→ Document excerpt
==============================
Components of Interest Expense (1)
(In millions)

Year Ended
December 31, 2021
Interest expense on debt obligations $ 359
Capitalized interest (2 )
Accretion of Windstream settlement payable 12
Amortization of deferred financing cost and debt discounts (2) 45
Premium on early repayment of debt (3) 31
Swap termination (4) 11
Interest expense, net (5) $ 456

________________________
(1) These ranges represent management’s best estimates based on the underlying assumptions as of the date of this press release. Future acquisitions, capital market transactions, changes in market conditions, and other factors are excluded from our projections. There can be no assurance that our actual results will not differ materially from the estimates set forth above.
(2) Includes the write-off of approximately $27 million of deferred financing costs related to the early repayment of our 8.25% Senior Notes due 2023, of our 6.00% Senior Notes due 2023, and of our 7.125% Senior Notes due 2024.
(3) Represents the premium paid on the early repayment of our 8.25% Senior Notes due 2023, of our 6.00% Senior Notes due 2023, and of our 7.125% Senior Notes due 2024.
(4) Represents recognition of deferred interest expense attributable to the discontinuance of hedge accounting on interest rate swaps.

NON-GAAP FINANCIAL MEASURES

We refer to EBITDA, Adjusted EBITDA, Funds From Operations (“FFO”) (as defined by the National Association of Real Estate Investment Trusts (“NAREIT”)) and Adjusted Funds From Operations (“AFFO”) in our analysis of our results of operations, which are not required by, or presented in accordance with, accounting principles generally accepted in the United States (“GAAP”). While we believe that net income, as defined by GAAP, is the most appropriate earnings measure, we also believe that EBITDA, Adjusted EBITDA, FFO and AFFO are important non-GAAP supplemental measures of operating performance for a REIT.
==============================
→ Extracted information
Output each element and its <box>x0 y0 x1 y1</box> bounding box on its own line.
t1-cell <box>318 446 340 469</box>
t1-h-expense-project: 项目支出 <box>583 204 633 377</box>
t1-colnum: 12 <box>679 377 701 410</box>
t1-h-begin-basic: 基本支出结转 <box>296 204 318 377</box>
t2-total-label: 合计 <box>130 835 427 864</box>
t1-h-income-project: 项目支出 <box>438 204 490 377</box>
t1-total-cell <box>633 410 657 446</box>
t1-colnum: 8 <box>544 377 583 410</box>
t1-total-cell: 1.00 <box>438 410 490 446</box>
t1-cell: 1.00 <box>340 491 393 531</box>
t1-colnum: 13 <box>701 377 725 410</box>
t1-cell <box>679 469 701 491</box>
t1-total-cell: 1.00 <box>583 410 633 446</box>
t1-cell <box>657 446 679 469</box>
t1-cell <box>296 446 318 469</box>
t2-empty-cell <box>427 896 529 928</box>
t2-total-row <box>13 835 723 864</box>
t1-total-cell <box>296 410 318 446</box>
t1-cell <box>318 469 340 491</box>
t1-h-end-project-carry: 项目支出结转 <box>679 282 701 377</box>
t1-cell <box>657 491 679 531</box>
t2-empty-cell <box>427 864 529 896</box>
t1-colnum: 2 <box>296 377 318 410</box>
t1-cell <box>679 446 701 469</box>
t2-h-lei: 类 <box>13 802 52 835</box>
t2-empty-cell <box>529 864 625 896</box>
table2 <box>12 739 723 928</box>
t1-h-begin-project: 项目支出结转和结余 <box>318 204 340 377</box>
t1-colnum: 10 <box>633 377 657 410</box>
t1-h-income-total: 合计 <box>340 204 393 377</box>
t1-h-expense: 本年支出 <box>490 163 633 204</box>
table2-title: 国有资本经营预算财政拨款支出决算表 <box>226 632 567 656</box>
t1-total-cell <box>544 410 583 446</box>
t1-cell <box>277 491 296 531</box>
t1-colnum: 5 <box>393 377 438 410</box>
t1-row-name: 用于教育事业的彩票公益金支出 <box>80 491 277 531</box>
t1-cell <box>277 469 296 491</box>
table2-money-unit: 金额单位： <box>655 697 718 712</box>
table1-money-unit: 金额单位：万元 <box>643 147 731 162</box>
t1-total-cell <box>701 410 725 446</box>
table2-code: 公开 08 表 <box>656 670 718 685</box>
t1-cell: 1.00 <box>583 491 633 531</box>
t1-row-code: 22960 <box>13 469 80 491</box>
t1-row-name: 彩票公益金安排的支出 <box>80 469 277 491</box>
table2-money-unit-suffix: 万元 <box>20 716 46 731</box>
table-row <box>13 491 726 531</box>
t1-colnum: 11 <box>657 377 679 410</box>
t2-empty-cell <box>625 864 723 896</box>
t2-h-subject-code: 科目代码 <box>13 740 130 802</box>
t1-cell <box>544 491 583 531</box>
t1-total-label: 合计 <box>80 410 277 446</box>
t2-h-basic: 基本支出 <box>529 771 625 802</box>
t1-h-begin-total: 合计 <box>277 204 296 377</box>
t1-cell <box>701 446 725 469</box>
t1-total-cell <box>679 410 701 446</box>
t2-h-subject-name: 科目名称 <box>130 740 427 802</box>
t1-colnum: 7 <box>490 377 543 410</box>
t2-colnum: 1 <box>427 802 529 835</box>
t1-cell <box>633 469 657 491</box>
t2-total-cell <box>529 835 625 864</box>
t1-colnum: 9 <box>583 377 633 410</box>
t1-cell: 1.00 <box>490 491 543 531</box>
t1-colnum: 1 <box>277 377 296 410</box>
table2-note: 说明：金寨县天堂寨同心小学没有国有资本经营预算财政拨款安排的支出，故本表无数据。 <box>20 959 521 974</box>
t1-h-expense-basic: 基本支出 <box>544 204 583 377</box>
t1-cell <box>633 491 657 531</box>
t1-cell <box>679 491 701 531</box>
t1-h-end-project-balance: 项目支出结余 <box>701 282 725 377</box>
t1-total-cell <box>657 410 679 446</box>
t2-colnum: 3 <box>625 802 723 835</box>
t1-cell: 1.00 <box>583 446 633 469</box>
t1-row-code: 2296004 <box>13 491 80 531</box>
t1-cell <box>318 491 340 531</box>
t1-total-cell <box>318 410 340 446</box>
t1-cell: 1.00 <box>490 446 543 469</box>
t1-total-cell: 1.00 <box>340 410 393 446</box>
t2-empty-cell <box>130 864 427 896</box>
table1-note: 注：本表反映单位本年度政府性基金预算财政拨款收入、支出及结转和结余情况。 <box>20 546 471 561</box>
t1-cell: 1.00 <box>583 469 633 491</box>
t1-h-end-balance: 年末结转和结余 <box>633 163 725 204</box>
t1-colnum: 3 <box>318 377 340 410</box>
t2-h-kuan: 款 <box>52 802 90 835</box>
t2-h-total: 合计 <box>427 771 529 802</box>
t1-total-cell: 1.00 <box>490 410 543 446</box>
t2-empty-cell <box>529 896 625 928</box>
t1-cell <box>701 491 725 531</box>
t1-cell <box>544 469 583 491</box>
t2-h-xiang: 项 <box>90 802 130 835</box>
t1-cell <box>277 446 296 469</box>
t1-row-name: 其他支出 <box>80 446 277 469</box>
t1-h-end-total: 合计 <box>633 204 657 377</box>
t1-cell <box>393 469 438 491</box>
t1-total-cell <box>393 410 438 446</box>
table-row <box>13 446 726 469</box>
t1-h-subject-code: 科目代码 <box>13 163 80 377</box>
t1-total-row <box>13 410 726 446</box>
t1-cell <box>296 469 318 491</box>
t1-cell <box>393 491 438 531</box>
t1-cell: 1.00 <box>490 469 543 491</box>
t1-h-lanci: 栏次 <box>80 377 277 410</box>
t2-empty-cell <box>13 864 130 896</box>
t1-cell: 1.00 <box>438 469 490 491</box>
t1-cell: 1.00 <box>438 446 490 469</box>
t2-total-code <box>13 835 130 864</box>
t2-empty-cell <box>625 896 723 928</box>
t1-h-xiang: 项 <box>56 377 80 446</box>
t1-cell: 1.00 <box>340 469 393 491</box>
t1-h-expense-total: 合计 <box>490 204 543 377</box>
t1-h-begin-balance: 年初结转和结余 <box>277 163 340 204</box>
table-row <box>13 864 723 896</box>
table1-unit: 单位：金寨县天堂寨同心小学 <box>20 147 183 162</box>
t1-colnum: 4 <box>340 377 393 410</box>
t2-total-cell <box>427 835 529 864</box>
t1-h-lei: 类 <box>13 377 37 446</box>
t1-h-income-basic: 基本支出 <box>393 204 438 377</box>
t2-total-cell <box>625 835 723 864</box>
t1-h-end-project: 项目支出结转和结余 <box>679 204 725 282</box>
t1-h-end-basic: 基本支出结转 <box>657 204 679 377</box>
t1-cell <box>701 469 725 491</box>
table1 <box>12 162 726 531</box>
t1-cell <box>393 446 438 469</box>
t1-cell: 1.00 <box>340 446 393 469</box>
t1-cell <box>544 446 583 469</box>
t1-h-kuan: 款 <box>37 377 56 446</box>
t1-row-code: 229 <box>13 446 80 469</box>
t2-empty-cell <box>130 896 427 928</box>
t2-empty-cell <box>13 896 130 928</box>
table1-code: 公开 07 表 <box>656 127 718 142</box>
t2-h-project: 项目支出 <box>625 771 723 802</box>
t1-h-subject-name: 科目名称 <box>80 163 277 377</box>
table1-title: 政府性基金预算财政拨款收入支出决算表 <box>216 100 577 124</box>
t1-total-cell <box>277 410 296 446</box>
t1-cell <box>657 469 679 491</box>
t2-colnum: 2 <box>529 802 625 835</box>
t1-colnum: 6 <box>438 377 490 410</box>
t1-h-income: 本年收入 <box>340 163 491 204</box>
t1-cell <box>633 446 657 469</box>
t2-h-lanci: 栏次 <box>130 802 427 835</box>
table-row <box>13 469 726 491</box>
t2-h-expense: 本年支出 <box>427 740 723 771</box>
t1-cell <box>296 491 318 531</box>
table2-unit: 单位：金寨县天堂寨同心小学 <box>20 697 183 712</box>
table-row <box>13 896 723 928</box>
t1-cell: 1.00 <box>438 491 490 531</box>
==============================
→ Direction
Answer these about the interest expense excerpt:
1. What amount is shown for the premium on early repayment of debt?
2. About how much in deferred financing costs was written off?
3. Which four non-GAAP measures does the excerpt name?
The listing is separate material with no connection to the interest expense excerpt.

→ Response
1. $31 million
2. Approximately $27 million
3. EBITDA, Adjusted EBITDA, Funds From Operations (FFO) and Adjusted Funds From Operations (AFFO)